Pick out each line containing the string "Horse" and copy it.

-- BEGIN Provided information --

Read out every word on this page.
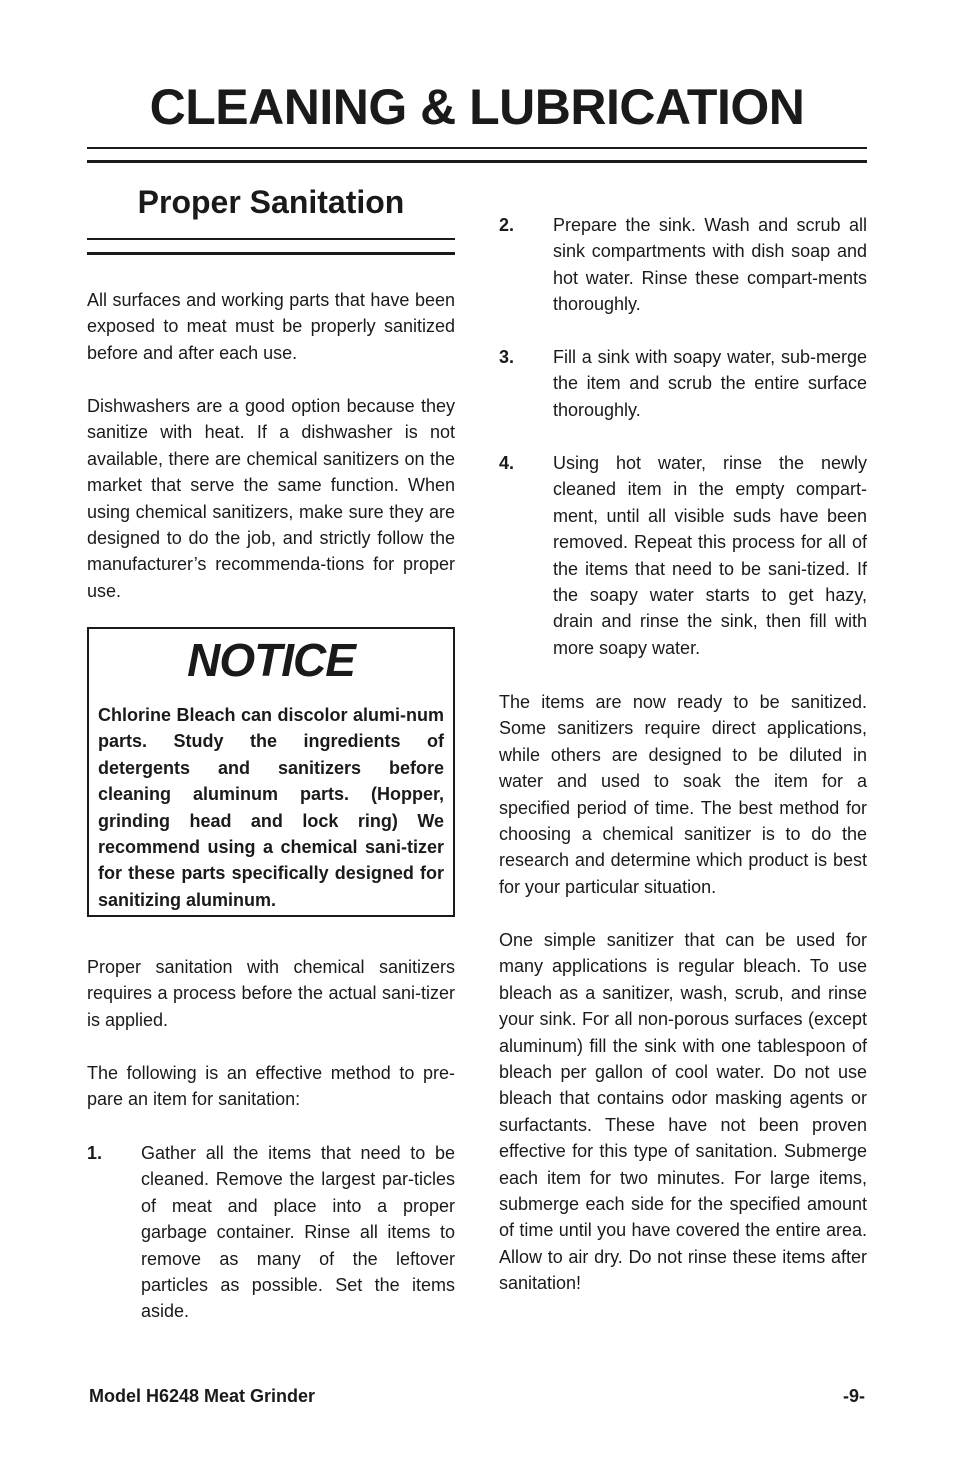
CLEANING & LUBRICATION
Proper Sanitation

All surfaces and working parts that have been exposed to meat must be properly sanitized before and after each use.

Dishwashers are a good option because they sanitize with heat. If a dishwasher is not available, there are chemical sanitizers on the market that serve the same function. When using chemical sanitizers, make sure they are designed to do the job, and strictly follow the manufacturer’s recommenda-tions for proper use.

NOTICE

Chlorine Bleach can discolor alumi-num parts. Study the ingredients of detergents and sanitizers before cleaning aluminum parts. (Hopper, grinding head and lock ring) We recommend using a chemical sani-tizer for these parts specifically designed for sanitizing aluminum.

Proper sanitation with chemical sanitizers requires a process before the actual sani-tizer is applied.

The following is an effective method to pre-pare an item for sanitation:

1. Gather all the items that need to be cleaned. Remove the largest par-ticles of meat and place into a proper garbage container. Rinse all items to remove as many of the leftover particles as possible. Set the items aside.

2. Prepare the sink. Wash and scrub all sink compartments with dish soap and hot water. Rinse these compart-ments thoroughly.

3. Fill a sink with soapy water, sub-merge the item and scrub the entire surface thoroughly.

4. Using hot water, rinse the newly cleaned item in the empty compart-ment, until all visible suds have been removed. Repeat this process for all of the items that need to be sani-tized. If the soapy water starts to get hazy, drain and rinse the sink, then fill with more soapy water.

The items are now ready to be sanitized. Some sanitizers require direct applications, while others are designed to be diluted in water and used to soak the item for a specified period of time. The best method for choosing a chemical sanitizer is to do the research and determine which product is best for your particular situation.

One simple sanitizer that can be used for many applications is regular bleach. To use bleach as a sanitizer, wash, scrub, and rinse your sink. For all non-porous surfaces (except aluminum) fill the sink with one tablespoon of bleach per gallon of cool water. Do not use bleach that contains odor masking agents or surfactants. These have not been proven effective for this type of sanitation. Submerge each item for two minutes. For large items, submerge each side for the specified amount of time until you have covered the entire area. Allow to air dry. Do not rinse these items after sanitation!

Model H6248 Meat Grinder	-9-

-- END Provided information --
-- BEGIN Provided information --

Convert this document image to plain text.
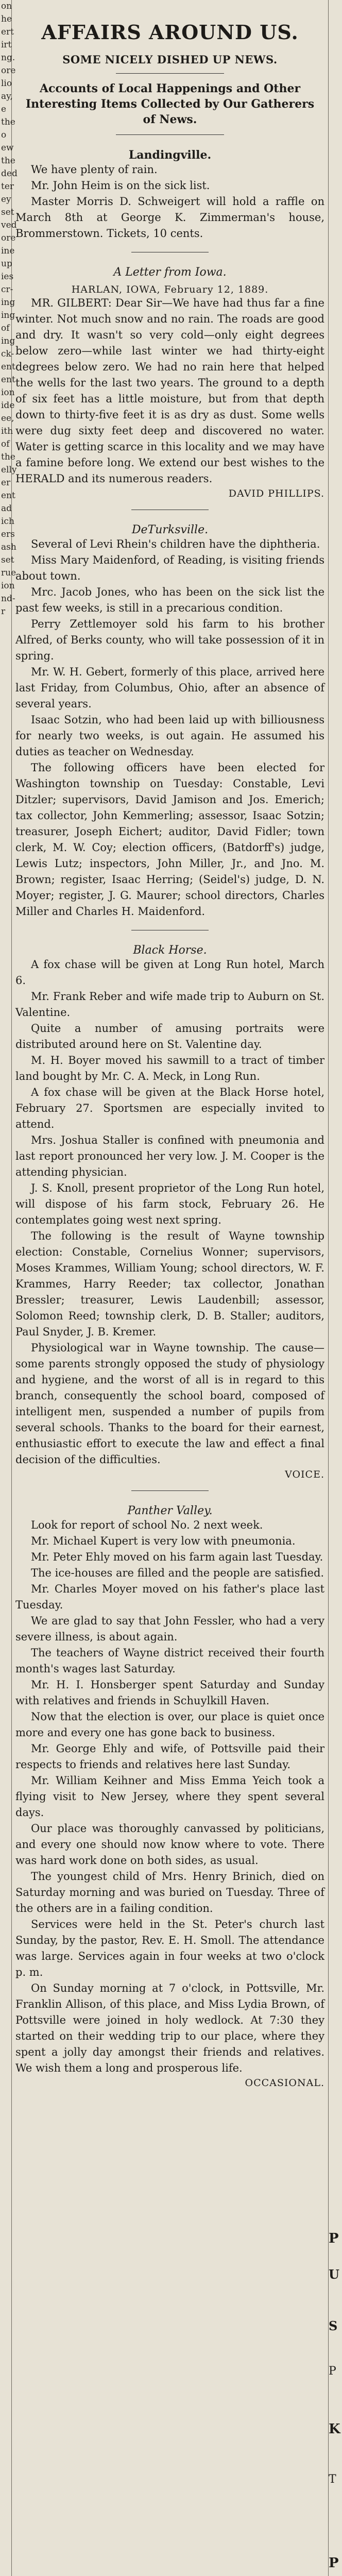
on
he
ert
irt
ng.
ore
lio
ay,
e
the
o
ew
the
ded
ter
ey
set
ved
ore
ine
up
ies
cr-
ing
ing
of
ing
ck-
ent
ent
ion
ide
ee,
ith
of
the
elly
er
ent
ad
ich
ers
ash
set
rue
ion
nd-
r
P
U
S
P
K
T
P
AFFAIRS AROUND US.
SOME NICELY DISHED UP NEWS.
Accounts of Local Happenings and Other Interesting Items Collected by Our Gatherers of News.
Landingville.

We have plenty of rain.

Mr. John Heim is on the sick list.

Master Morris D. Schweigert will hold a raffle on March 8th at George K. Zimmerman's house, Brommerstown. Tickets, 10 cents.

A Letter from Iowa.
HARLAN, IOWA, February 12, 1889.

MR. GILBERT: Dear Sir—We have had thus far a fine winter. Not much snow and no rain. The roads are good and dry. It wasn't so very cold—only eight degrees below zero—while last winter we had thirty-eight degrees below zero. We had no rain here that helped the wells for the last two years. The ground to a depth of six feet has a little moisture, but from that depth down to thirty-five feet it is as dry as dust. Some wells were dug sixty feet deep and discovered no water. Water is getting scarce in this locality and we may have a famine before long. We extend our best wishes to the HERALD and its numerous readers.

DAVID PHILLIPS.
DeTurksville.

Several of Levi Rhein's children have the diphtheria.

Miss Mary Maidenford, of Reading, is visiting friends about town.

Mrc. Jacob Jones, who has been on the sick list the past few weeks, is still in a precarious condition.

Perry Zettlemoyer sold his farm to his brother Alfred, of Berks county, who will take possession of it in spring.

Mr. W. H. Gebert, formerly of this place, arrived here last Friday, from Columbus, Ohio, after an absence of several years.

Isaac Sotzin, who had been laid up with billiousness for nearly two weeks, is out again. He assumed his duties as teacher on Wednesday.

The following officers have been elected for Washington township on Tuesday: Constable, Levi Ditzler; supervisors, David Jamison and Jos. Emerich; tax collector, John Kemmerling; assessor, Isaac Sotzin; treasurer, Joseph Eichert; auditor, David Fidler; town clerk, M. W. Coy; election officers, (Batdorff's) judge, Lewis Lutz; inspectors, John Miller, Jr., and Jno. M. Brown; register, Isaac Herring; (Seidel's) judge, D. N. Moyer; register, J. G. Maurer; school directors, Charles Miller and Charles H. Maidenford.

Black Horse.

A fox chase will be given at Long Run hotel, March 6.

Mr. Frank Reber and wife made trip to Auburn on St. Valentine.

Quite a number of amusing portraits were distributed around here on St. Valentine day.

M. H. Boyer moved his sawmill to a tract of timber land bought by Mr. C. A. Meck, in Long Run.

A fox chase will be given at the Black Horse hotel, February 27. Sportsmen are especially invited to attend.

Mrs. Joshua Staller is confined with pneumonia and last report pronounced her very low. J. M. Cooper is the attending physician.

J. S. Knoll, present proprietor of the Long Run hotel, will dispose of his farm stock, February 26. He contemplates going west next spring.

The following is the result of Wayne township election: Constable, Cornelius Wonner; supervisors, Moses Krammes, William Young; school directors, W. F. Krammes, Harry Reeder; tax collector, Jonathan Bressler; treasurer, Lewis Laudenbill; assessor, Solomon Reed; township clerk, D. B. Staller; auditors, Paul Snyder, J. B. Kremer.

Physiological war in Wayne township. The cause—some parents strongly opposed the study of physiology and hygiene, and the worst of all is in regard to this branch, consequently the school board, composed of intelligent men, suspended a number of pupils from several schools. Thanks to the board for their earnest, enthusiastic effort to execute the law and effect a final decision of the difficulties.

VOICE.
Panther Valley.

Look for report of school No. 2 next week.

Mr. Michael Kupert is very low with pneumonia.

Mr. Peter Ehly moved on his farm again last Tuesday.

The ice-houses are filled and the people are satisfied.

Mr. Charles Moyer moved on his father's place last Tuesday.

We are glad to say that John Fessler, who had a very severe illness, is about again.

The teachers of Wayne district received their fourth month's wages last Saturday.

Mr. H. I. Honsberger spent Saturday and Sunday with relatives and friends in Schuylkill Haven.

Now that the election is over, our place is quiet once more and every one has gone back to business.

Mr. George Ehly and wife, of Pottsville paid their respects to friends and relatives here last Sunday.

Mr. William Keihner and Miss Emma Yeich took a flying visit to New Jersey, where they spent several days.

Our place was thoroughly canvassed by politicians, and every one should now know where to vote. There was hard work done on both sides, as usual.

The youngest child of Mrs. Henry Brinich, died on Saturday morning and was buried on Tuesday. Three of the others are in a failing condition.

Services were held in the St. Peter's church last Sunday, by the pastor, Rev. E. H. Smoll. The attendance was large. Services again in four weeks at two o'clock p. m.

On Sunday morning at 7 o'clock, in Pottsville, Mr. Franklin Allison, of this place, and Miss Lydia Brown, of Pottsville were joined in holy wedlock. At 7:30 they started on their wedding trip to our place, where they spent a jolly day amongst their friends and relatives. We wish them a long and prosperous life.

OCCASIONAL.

-- END Provided information --
-- BEGIN Provided information --

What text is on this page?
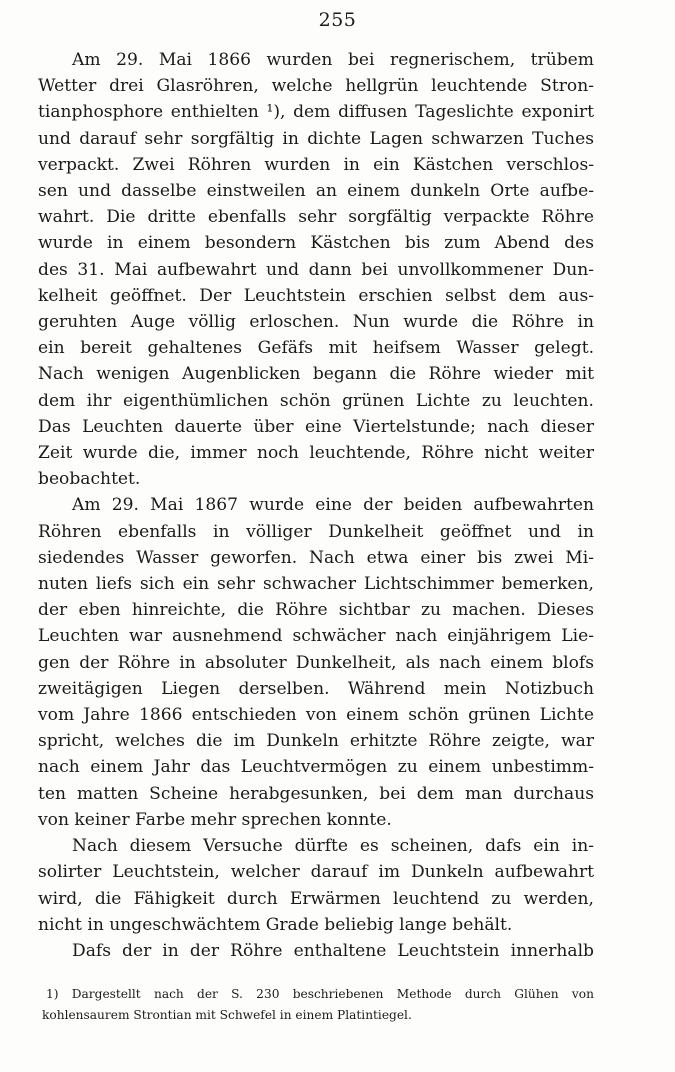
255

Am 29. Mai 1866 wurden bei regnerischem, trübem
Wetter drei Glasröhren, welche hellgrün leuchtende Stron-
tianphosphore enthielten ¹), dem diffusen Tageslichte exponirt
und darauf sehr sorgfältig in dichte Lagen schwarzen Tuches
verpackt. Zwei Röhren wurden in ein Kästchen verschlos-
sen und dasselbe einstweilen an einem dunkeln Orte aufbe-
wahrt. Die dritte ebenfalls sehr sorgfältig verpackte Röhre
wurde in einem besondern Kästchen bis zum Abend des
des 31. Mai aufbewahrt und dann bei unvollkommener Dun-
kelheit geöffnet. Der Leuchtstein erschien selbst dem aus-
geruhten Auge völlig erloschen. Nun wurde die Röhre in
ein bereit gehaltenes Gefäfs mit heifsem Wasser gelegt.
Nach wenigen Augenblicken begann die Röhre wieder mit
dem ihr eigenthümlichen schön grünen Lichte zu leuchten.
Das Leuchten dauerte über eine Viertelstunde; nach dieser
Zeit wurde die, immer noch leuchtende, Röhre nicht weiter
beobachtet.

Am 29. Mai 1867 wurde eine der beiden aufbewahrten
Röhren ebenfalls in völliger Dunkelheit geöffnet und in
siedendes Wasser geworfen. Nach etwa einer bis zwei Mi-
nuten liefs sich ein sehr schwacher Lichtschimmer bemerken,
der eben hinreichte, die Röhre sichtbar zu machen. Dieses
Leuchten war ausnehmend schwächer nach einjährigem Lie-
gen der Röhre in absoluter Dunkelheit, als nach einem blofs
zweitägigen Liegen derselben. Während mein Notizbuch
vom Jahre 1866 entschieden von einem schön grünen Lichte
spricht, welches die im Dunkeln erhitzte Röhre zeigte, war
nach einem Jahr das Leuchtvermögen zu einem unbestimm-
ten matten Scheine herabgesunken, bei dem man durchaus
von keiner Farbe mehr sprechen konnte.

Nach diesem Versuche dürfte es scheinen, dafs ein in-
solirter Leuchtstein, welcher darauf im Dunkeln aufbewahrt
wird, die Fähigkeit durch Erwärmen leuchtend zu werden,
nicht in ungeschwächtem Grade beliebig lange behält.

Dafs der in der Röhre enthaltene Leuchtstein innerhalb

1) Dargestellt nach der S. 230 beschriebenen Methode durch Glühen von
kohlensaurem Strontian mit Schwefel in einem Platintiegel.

-- END Provided information --

Answer below:
Black Horse.
A fox chase will be given at the Black Horse hotel, February 27. Sportsmen are especially invited to attend.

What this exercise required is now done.